SHORT PROBLEM: List each line in the records that contains the string "confused". Case counts.

## begin SUPPLIED DATA

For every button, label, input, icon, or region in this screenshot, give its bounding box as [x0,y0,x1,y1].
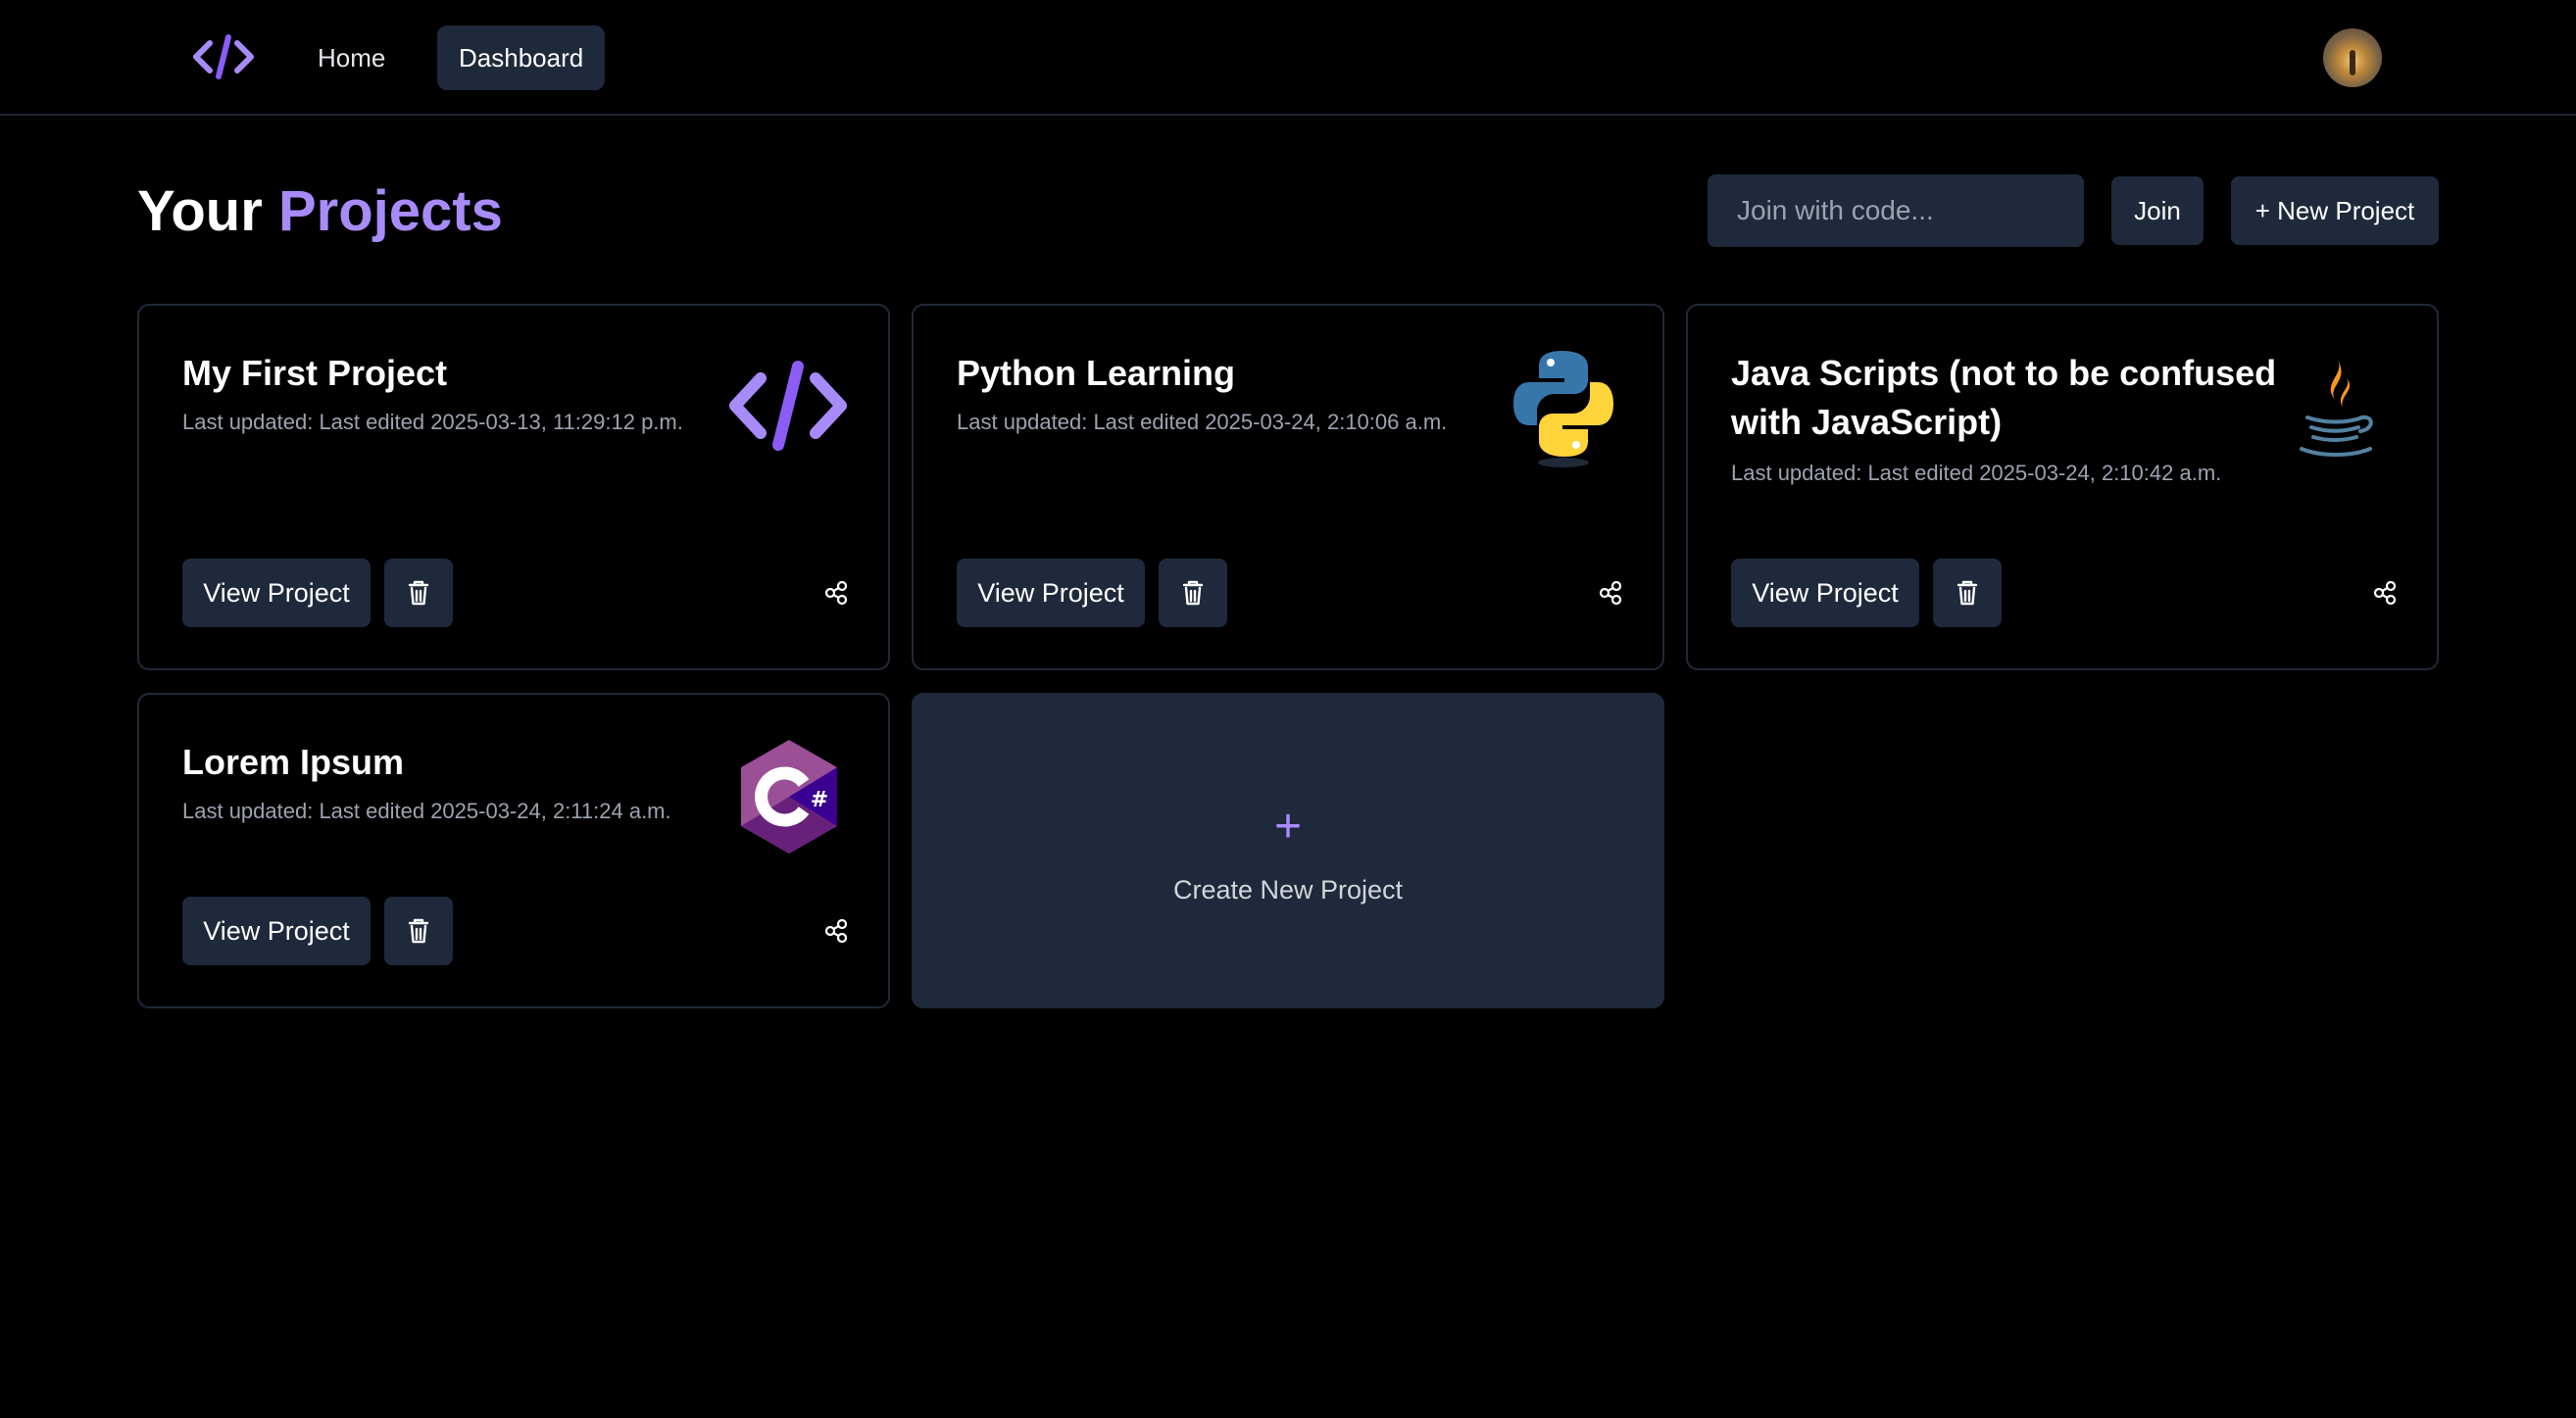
view-project-button[interactable]: View Project [182,559,371,627]
project-title: Python Learning [957,353,1236,393]
code-brackets-icon[interactable] [192,33,255,80]
create-new-project-card[interactable]: + Create New Project [912,693,1664,1008]
delete-project-button[interactable] [384,559,453,627]
view-project-button[interactable]: View Project [1731,559,1919,627]
trash-icon [384,897,453,965]
python-logo-icon [1510,345,1617,470]
project-card: Lorem Ipsum Last updated: Last edited 20… [137,693,890,1008]
share-button[interactable] [812,568,861,617]
top-navbar: Home Dashboard [0,0,2576,116]
share-button[interactable] [812,906,861,955]
java-logo-icon [2286,353,2384,470]
share-icon [812,906,861,955]
share-button[interactable] [1586,568,1635,617]
trash-icon [1933,559,2002,627]
share-icon [812,568,861,617]
project-title: My First Project [182,353,448,393]
create-new-project-label: Create New Project [1172,875,1404,905]
view-project-button[interactable]: View Project [957,559,1145,627]
project-last-updated: Last updated: Last edited 2025-03-24, 2:… [957,410,1448,434]
view-project-button[interactable]: View Project [182,897,371,965]
project-card: My First Project Last updated: Last edit… [137,304,890,670]
trash-icon [1159,559,1227,627]
nav-home-link[interactable]: Home [296,25,407,90]
delete-project-button[interactable] [1933,559,2002,627]
svg-text:#: # [811,788,828,812]
code-brackets-icon [727,359,849,453]
avatar-figure [2350,50,2355,75]
project-card: Python Learning Last updated: Last edite… [912,304,1664,670]
delete-project-button[interactable] [384,897,453,965]
page-title: Your Projects [137,174,503,249]
share-icon [2360,568,2409,617]
project-last-updated: Last updated: Last edited 2025-03-24, 2:… [1731,461,2222,485]
plus-icon: + [1273,801,1303,853]
page-title-accent: Projects [277,179,503,243]
project-title: Lorem Ipsum [182,742,405,782]
project-last-updated: Last updated: Last edited 2025-03-24, 2:… [182,799,671,823]
project-last-updated: Last updated: Last edited 2025-03-13, 11… [182,410,683,434]
project-title: Java Scripts (not to be confused with Ja… [1731,353,2277,442]
join-button[interactable]: Join [2111,176,2204,245]
share-icon [1586,568,1635,617]
csharp-logo-icon: # [735,736,843,857]
project-card: Java Scripts (not to be confused with Ja… [1686,304,2439,670]
share-button[interactable] [2360,568,2409,617]
delete-project-button[interactable] [1159,559,1227,627]
new-project-button[interactable]: + New Project [2231,176,2439,245]
page-title-prefix: Your [137,179,263,243]
join-code-input[interactable] [1708,174,2084,247]
trash-icon [384,559,453,627]
avatar[interactable] [2323,28,2382,87]
nav-dashboard-link[interactable]: Dashboard [437,25,606,90]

## end SUPPLIED DATA

FINAL ANSWER:
project-title: Java Scripts (not to be confused with Ja… [1731,353,2277,442]
project-card: Java Scripts (not to be confused with Ja… [1686,304,2439,670]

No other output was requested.